• _GOAL OF THE EXERCISE_
Review the listing and copy each line that holds the word "平衡膳食宝塔".
—————
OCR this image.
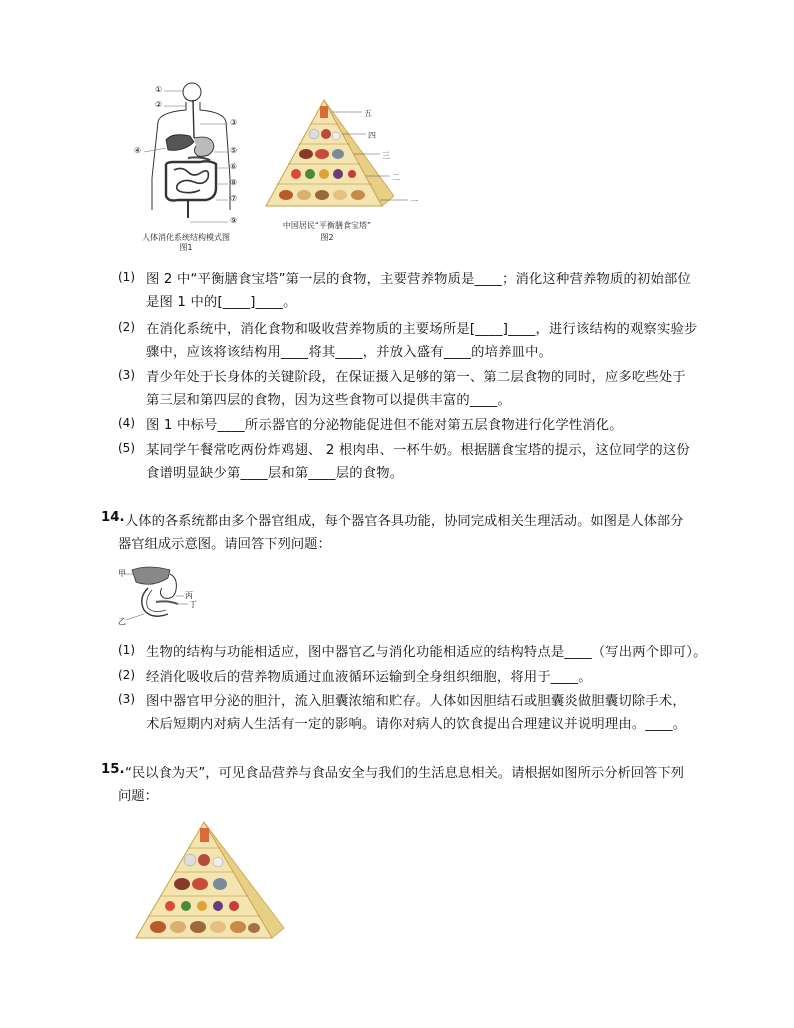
①
②
③
④	⑤
⑥
⑧
⑦
⑨
人体消化系统结构模式图
图1
五
四
三
二
一
中国居民“平衡膳食宝塔”
图2
(1) 图 2 中“平衡膳食宝塔”第一层的食物，主要营养物质是____；消化这种营养物质的初始部位
是图 1 中的[____]____。
(2) 在消化系统中，消化食物和吸收营养物质的主要场所是[____]____，进行该结构的观察实验步
骤中，应该将该结构用____将其____，并放入盛有____的培养皿中。
(3) 青少年处于长身体的关键阶段，在保证摄入足够的第一、第二层食物的同时，应多吃些处于
第三层和第四层的食物，因为这些食物可以提供丰富的____。
(4) 图 1 中标号____所示器官的分泌物能促进但不能对第五层食物进行化学性消化。
(5) 某同学午餐常吃两份炸鸡翅、 2 根肉串、一杯牛奶。根据膳食宝塔的提示，这位同学的这份
食谱明显缺少第____层和第____层的食物。
14. 人体的各系统都由多个器官组成，每个器官各具功能，协同完成相关生理活动。如图是人体部分
器官组成示意图。请回答下列问题：
甲
丙
丁
乙
(1) 生物的结构与功能相适应，图中器官乙与消化功能相适应的结构特点是____（写出两个即可）。
(2) 经消化吸收后的营养物质通过血液循环运输到全身组织细胞，将用于____。
(3) 图中器官甲分泌的胆汁，流入胆囊浓缩和贮存。人体如因胆结石或胆囊炎做胆囊切除手术，
术后短期内对病人生活有一定的影响。请你对病人的饮食提出合理建议并说明理由。____。
15. “民以食为天”，可见食品营养与食品安全与我们的生活息息相关。请根据如图所示分析回答下列
问题：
—————
• _FULL ANSWER_
中国居民“平衡膳食宝塔”
(1) 图 2 中“平衡膳食宝塔”第一层的食物，主要营养物质是____；消化这种营养物质的初始部位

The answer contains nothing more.